[BEGIN Rows]

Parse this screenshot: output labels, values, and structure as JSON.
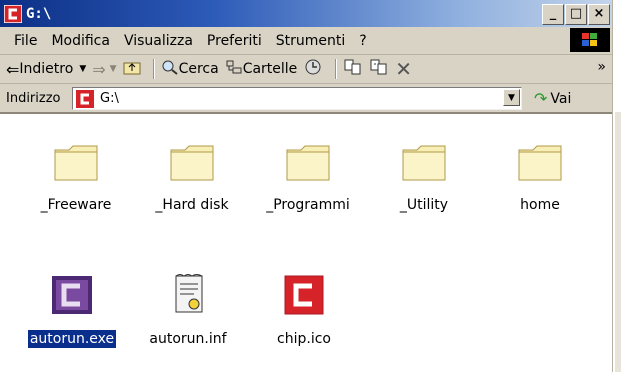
{
  "window": {
    "title": "G:\\"
  },
  "controls": {
    "minimize": "_",
    "maximize": "□",
    "close": "×"
  },
  "menu": [
    "File",
    "Modifica",
    "Visualizza",
    "Preferiti",
    "Strumenti",
    "?"
  ],
  "toolbar": {
    "back": "Indietro",
    "search": "Cerca",
    "folders": "Cartelle",
    "more": "»"
  },
  "address": {
    "label": "Indirizzo",
    "value": "G:\\",
    "go": "Vai"
  },
  "files": [
    {
      "name": "_Freeware",
      "type": "folder"
    },
    {
      "name": "_Hard disk",
      "type": "folder"
    },
    {
      "name": "_Programmi",
      "type": "folder"
    },
    {
      "name": "_Utility",
      "type": "folder"
    },
    {
      "name": "home",
      "type": "folder"
    },
    {
      "name": "autorun.exe",
      "type": "exe",
      "selected": true
    },
    {
      "name": "autorun.inf",
      "type": "inf"
    },
    {
      "name": "chip.ico",
      "type": "ico"
    }
  ],
  "colors": {
    "selection": "#0a2e8c",
    "chip_red": "#d6232a",
    "exe_purple": "#6a3b8c"
  }
}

[END Rows]

Request:
Copy the material above in full and exactly, skipping pictures.

Solution:
Parse this screenshot: output labels, values, and structure as JSON.
{
  "window": {
    "title": "G:\\"
  },
  "controls": {
    "minimize": "_",
    "maximize": "□",
    "close": "×"
  },
  "menu": [
    "File",
    "Modifica",
    "Visualizza",
    "Preferiti",
    "Strumenti",
    "?"
  ],
  "toolbar": {
    "back": "Indietro",
    "search": "Cerca",
    "folders": "Cartelle",
    "more": "»"
  },
  "address": {
    "label": "Indirizzo",
    "value": "G:\\",
    "go": "Vai"
  },
  "files": [
    {
      "name": "_Freeware",
      "type": "folder"
    },
    {
      "name": "_Hard disk",
      "type": "folder"
    },
    {
      "name": "_Programmi",
      "type": "folder"
    },
    {
      "name": "_Utility",
      "type": "folder"
    },
    {
      "name": "home",
      "type": "folder"
    },
    {
      "name": "autorun.exe",
      "type": "exe",
      "selected": true
    },
    {
      "name": "autorun.inf",
      "type": "inf"
    },
    {
      "name": "chip.ico",
      "type": "ico"
    }
  ],
  "colors": {
    "selection": "#0a2e8c",
    "chip_red": "#d6232a",
    "exe_purple": "#6a3b8c"
  }
}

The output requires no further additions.